╭─ SOURCE RECORDS
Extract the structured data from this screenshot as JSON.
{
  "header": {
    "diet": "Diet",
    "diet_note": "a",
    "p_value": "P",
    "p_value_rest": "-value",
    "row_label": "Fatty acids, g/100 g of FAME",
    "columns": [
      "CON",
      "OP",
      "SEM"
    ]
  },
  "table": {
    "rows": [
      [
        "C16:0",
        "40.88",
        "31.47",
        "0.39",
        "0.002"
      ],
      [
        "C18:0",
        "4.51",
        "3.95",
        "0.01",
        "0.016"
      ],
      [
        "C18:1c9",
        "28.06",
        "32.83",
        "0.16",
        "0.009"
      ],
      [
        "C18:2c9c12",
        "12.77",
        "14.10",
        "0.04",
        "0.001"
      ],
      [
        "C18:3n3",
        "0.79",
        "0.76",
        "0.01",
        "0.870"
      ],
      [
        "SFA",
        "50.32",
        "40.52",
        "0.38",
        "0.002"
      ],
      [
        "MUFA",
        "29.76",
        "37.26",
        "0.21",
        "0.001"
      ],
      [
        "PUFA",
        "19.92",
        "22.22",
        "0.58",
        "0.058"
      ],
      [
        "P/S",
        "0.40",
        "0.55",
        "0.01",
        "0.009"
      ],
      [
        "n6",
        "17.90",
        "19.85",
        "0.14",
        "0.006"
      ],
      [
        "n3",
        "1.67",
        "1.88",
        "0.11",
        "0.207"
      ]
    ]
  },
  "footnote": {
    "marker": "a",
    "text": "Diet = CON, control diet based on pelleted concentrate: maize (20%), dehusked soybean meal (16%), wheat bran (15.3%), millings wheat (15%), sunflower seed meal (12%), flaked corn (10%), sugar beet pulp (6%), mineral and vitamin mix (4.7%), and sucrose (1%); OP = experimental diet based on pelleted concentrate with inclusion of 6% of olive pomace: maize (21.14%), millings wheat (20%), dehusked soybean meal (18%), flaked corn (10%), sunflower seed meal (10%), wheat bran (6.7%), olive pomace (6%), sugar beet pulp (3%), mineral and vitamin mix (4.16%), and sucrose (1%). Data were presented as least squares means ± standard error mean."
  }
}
╰─
Give all of the entries again, word for word.

Extract the structured data from this screenshot as JSON.
{
  "header": {
    "diet": "Diet",
    "diet_note": "a",
    "p_value": "P",
    "p_value_rest": "-value",
    "row_label": "Fatty acids, g/100 g of FAME",
    "columns": [
      "CON",
      "OP",
      "SEM"
    ]
  },
  "table": {
    "rows": [
      [
        "C16:0",
        "40.88",
        "31.47",
        "0.39",
        "0.002"
      ],
      [
        "C18:0",
        "4.51",
        "3.95",
        "0.01",
        "0.016"
      ],
      [
        "C18:1c9",
        "28.06",
        "32.83",
        "0.16",
        "0.009"
      ],
      [
        "C18:2c9c12",
        "12.77",
        "14.10",
        "0.04",
        "0.001"
      ],
      [
        "C18:3n3",
        "0.79",
        "0.76",
        "0.01",
        "0.870"
      ],
      [
        "SFA",
        "50.32",
        "40.52",
        "0.38",
        "0.002"
      ],
      [
        "MUFA",
        "29.76",
        "37.26",
        "0.21",
        "0.001"
      ],
      [
        "PUFA",
        "19.92",
        "22.22",
        "0.58",
        "0.058"
      ],
      [
        "P/S",
        "0.40",
        "0.55",
        "0.01",
        "0.009"
      ],
      [
        "n6",
        "17.90",
        "19.85",
        "0.14",
        "0.006"
      ],
      [
        "n3",
        "1.67",
        "1.88",
        "0.11",
        "0.207"
      ]
    ]
  },
  "footnote": {
    "marker": "a",
    "text": "Diet = CON, control diet based on pelleted concentrate: maize (20%), dehusked soybean meal (16%), wheat bran (15.3%), millings wheat (15%), sunflower seed meal (12%), flaked corn (10%), sugar beet pulp (6%), mineral and vitamin mix (4.7%), and sucrose (1%); OP = experimental diet based on pelleted concentrate with inclusion of 6% of olive pomace: maize (21.14%), millings wheat (20%), dehusked soybean meal (18%), flaked corn (10%), sunflower seed meal (10%), wheat bran (6.7%), olive pomace (6%), sugar beet pulp (3%), mineral and vitamin mix (4.16%), and sucrose (1%). Data were presented as least squares means ± standard error mean."
  }
}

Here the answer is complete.